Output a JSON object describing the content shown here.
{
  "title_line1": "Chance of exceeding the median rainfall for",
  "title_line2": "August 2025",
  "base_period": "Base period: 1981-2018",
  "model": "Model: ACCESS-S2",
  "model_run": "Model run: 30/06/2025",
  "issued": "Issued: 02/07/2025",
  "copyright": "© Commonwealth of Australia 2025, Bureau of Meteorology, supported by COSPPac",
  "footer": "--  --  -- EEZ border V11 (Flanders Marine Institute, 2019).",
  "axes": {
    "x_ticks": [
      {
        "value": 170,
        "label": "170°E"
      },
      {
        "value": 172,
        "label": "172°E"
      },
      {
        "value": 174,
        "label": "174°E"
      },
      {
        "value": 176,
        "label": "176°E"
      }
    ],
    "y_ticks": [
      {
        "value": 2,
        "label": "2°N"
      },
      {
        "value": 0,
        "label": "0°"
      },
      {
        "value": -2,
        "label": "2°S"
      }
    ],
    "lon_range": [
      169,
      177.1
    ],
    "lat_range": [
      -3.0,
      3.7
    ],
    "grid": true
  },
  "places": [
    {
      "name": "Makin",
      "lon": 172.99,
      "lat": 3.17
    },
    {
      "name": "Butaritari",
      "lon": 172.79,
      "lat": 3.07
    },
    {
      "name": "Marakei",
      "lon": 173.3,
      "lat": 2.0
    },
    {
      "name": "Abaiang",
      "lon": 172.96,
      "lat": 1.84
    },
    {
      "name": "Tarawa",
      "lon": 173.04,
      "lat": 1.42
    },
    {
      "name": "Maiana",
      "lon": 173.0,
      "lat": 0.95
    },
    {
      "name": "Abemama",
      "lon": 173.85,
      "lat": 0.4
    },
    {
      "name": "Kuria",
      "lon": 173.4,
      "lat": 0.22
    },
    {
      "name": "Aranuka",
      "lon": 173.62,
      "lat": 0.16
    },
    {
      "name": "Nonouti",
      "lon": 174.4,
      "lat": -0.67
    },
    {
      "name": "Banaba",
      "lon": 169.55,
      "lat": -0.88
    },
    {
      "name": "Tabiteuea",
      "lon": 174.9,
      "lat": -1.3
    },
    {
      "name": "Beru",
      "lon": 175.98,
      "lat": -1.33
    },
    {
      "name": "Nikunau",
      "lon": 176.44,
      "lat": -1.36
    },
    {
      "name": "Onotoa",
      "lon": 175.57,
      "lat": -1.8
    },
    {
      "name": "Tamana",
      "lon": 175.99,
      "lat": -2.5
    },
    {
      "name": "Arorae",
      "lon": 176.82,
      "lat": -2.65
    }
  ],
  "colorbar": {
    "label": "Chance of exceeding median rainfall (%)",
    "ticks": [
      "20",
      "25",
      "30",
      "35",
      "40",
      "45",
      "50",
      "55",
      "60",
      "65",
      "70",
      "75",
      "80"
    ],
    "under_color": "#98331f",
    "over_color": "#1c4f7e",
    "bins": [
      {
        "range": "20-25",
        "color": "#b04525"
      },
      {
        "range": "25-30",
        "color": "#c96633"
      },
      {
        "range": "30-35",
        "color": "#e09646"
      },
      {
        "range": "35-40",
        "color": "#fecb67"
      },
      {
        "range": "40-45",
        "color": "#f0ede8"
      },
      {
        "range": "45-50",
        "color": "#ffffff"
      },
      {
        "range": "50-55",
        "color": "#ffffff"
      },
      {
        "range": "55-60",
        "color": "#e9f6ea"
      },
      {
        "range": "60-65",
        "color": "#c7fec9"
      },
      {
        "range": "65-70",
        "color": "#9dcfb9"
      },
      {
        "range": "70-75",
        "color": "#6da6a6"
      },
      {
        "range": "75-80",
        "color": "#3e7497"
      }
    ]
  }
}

YOUR OBJECTIVE
Find every line that includes the string "label". Report how many there are and nothing else.

SOLUTION TO THE PROBLEM
8